-- start Passage shown --

Pubdate: Sun, 08 Mar 2009
Source: Scotland On Sunday (UK)
Copyright: 2009 The Scotsman Publications Ltd.
Contact: http://scotlandonsunday.scotsman.com/contactus.aspx
Website: http://scotlandonsunday.scotsman.com/
Details: http://www.mapinc.org/media/405
Author: David Leask

15 CAB FIRMS CONTROLLED BY ORGANISED CRIME

Police believe at least 15 Scottish taxi firms are controlled by
organised crime and used as a cover for drug trafficking, prostitution
and money-laundering, Scotland on Sunday can reveal.

Secret intelligence files seen by this newspaper show some private
hire businesses in Glasgow, Edinburgh, Dundee and beyond have been
infiltrated by major underworld figures.

Detectives reported that 20% of the private hire firms in the
Strathclyde force area - the country's biggest - were "linked with
general criminal activity". Officers warned that ten "operated as part
of organised crime groups".

The files reveal the spread of Glasgow-based criminal groups into taxi
business across the country.

Justice Secretary Kenny MacAskill, who has declared war on gangster
taxis with a tough new legislative clampdown, has already warned of
attempts to infiltrate the Edinburgh market.

The intelligence confirms detectives believe a single business with
crime links has been attempting to expand its operations in the capital.

The secret files also reveal there are two crime-linked firms in the
Central Scotland police area and one each in Dumfries and Galloway and
Tayside.

A police source said: "We should all be very worried about this. Do
you really want to get into a car from one of these firms?"

Graeme Pearson, a former head of the Scottish Crime and Drug
Enforcement Agency, said crime-controlled private hire firms were now
"almost omnipresent" in parts of Scotland.

-- end Passage shown --

The task — Carry on the article about Scottish taxi firms tied to organized crime, starting right after its last sentence.

-- start Excerpted records --

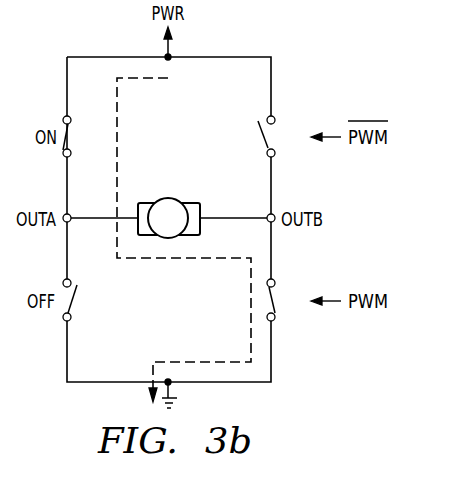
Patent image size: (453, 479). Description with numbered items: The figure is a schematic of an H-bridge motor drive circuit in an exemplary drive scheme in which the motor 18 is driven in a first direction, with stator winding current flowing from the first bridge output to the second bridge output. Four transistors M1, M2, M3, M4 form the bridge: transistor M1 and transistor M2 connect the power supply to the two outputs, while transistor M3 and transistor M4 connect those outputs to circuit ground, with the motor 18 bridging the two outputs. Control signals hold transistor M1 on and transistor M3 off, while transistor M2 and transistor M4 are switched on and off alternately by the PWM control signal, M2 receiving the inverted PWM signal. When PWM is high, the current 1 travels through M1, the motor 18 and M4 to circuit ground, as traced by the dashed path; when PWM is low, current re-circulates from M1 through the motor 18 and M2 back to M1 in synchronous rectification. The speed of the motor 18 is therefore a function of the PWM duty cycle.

The current path through motor (dashed) 1 is at (184, 240).
The motor 18 is at (170, 198).
The transistor M1 is at (82, 136).
The transistor M2 is at (279, 136).
The transistor M3 is at (82, 300).
The transistor M4 is at (284, 300).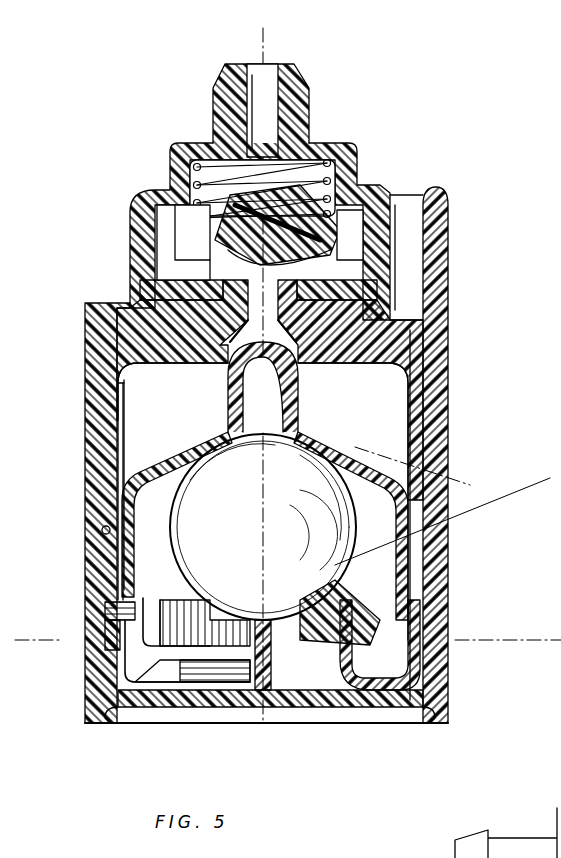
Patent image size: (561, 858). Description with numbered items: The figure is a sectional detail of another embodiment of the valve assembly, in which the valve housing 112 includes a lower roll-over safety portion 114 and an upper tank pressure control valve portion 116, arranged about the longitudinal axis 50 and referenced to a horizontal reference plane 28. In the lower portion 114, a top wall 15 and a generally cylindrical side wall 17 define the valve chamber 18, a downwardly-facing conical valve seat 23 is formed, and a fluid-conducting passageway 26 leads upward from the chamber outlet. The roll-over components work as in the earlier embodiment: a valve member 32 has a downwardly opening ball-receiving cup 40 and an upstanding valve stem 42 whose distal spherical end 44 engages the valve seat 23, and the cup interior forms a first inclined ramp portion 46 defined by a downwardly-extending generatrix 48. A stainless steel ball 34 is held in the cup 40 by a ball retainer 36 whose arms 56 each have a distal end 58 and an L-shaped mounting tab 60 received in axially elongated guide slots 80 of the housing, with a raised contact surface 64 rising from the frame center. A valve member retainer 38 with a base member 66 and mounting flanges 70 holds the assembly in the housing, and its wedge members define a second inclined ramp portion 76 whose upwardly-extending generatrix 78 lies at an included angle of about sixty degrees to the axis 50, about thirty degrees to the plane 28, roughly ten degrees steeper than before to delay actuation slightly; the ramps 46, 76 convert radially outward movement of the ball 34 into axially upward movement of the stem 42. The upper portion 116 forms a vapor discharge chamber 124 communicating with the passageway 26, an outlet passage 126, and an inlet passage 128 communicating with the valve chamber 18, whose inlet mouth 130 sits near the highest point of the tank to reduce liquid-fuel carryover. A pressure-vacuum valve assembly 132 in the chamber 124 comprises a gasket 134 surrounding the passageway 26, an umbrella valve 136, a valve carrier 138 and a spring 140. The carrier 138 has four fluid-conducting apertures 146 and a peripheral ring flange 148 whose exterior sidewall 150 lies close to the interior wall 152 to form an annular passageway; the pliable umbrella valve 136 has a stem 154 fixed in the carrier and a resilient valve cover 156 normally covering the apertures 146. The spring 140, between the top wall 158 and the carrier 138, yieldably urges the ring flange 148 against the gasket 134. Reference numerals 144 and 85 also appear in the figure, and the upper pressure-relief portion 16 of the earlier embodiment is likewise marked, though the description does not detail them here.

The longitudinal axis 50 is at (268, 34).
The outlet passage 126 is at (278, 55).
The upper tank pressure control valve portion 116 is at (357, 159).
The spring 140 is at (330, 143).
The pressure-vacuum valve assembly 132 is at (378, 184).
The lower roll-over safety portion 114 is at (440, 571).
The inlet passage 128 is at (408, 213).
The inlet mouth 130 is at (430, 239).
The vapor discharge chamber 124 is at (376, 191).
The valve housing 112 is at (74, 451).
The gasket 134 is at (140, 290).
The top wall 158 is at (318, 166).
The stem 154 is at (235, 190).
The peripheral ring flange 148 is at (345, 240).
The umbrella valve 136 is at (236, 264).
The resilient valve cover 156 is at (350, 267).
The insert 144 is at (160, 220).
The exterior sidewall 150 is at (178, 255).
The valve carrier 138 is at (175, 272).
The interior wall 152 is at (190, 205).
The fluid-conducting apertures 146 is at (210, 210).
The valve chamber 18 is at (263, 501).
The top wall 15 is at (142, 371).
The side wall 17 is at (124, 423).
The passageway 26 is at (425, 350).
The valve stem 42 is at (290, 401).
The valve seat 23 is at (290, 356).
The distal spherical end 44 is at (240, 346).
The ball-receiving cup 40 is at (162, 452).
The first inclined ramp portion 46 is at (354, 460).
The valve member 32 is at (343, 439).
The stainless steel ball 34 is at (263, 527).
The downwardly-extending generatrix 48 is at (478, 486).
The upwardly-extending generatrix 78 is at (522, 502).
The distal end 58 is at (148, 600).
The L-shaped mounting tab 60 is at (112, 605).
The guide slots 80 is at (104, 532).
The ball retainer 36 is at (119, 675).
The arms 56 is at (192, 710).
The raised contact surface 64 is at (252, 602).
The second inclined ramp portion 76 is at (340, 587).
The valve member retainer 38 is at (365, 632).
The base member 66 is at (248, 702).
The mounting flanges 70 is at (118, 717).
The horizontal reference plane 28 is at (522, 638).
The adjacent part 85 is at (512, 850).
The upper pressure-relief portion 16 is at (556, 776).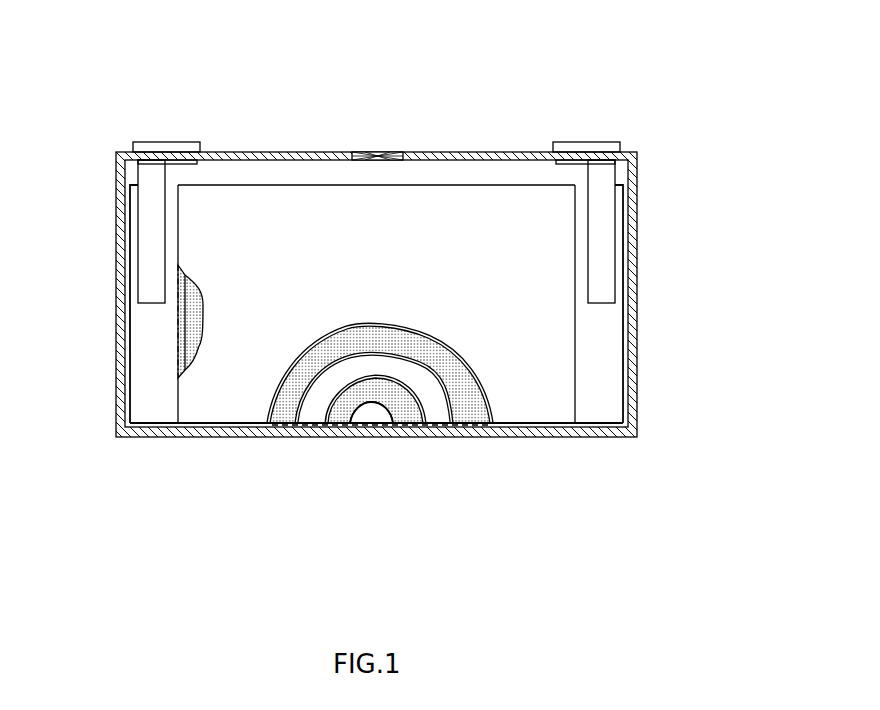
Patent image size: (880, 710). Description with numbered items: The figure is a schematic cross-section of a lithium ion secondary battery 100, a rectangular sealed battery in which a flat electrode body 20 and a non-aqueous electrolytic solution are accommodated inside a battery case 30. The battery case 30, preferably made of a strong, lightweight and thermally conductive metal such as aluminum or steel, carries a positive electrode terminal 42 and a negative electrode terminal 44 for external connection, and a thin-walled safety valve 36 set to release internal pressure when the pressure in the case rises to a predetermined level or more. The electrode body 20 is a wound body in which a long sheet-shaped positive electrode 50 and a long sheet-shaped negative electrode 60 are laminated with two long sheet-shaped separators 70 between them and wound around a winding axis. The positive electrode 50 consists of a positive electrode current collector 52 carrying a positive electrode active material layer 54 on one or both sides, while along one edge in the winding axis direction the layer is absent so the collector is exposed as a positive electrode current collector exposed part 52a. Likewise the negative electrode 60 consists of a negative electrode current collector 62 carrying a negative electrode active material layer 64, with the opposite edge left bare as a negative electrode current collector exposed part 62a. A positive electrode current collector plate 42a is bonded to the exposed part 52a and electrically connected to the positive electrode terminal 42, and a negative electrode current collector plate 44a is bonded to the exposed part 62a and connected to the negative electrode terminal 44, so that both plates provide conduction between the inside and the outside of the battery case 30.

The lithium ion secondary battery 100 is at (656, 78).
The electrode body 20 is at (299, 182).
The battery case 30 is at (642, 258).
The safety valve 36 is at (385, 152).
The positive electrode terminal 42 is at (180, 142).
The positive electrode current collector plate 42a is at (152, 224).
The negative electrode terminal 44 is at (598, 142).
The negative electrode current collector plate 44a is at (605, 218).
The positive electrode 50 is at (287, 412).
The positive electrode current collector 52 is at (128, 325).
The positive electrode current collector exposed part 52a is at (143, 397).
The positive electrode active material layer 54 is at (205, 300).
The negative electrode 60 is at (343, 408).
The negative electrode current collector 62 is at (627, 326).
The negative electrode current collector exposed part 62a is at (606, 392).
The negative electrode active material layer 64 is at (361, 466).
The separator 70 is at (221, 372).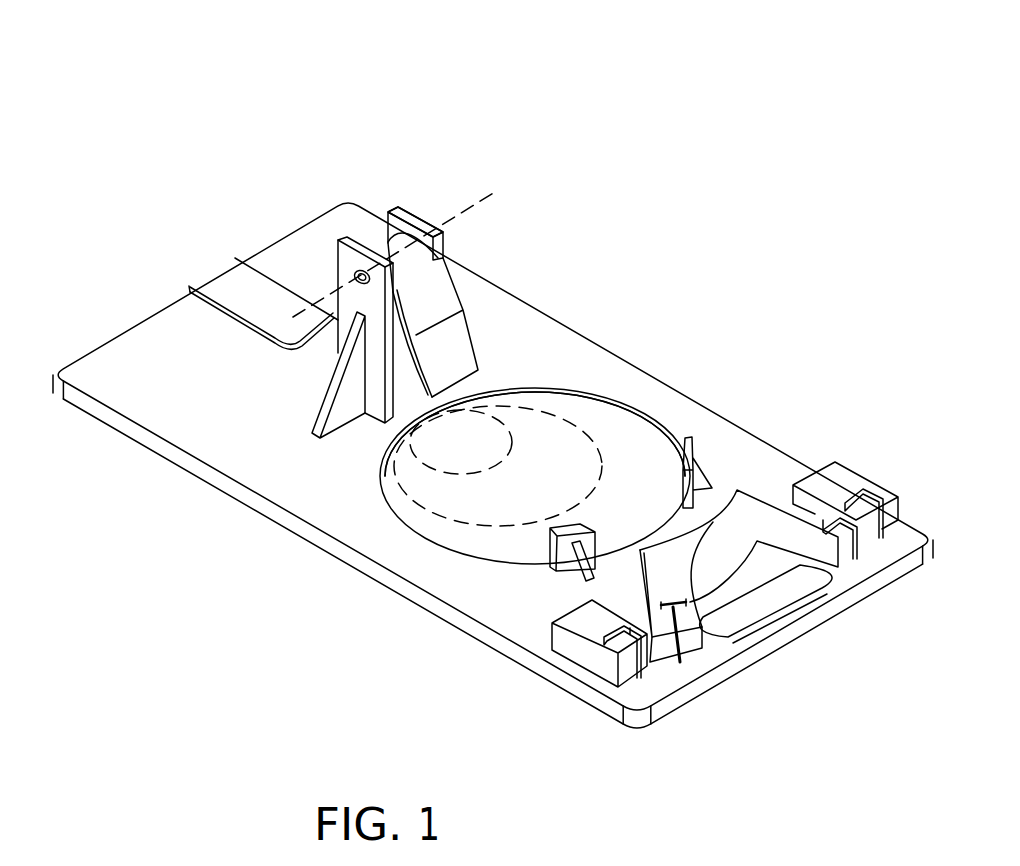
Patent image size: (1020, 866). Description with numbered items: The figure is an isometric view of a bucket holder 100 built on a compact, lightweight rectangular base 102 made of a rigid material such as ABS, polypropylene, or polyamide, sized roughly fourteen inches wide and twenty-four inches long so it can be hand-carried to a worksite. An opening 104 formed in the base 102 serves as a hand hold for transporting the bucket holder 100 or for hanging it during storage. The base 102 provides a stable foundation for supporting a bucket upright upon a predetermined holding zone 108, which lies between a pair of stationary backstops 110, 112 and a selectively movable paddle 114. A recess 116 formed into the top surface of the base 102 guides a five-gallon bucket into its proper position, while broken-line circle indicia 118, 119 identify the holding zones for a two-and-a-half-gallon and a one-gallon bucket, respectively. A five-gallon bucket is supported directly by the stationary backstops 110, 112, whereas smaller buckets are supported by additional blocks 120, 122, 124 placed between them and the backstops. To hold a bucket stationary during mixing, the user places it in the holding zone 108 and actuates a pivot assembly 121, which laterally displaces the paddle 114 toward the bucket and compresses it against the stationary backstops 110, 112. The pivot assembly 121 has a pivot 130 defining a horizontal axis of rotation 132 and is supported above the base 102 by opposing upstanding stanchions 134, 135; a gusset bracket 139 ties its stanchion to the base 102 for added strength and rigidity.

The bucket holder 100 is at (532, 133).
The base 102 is at (107, 393).
The opening 104 is at (773, 583).
The holding zone 108 is at (452, 533).
The stationary backstop 110 is at (587, 623).
The stationary backstop 112 is at (686, 450).
The paddle 114 is at (451, 305).
The recess 116 is at (643, 420).
The indicia 118 is at (593, 485).
The indicia 119 is at (507, 453).
The block 120 is at (552, 535).
The pivot assembly 121 is at (433, 216).
The block 122 is at (838, 478).
The block 124 is at (670, 580).
The pivot 130 is at (349, 279).
The horizontal axis of rotation 132 is at (484, 200).
The stanchion 134 is at (345, 257).
The stanchion 135 is at (355, 200).
The gusset bracket 139 is at (343, 417).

-- end Excerpted records --

Task output —
Pearson, now a professor at Glasgow University's Institute for the
Study of Serious Organised Crime, said the police intelligence
confirmed what many people in many communities already knew: that
criminals are running at least some of their private hire taxis.

He said: "Almost every taxi in some communities is linked with
organised crime."

According to the intelligence files, organised crime groups started
moving into the private hire business in the west of Scotland in the
early 1990s, mostly to launder money.

Pearson said gangland figures were using the cars "for their own
messages". Gangsters were summoning their own cars to deliver drugs
and prostitutes, mobilise their enforcers and, increasingly, to keep
and eye on communities where they vie with the police and government
for authority.

Senior police sources hope rules proposed by the Scottish Government
to force private hire firms to license their radio rooms will make it
harder for crime groups to move into the taxi markets in Fife, the
north and the north-east.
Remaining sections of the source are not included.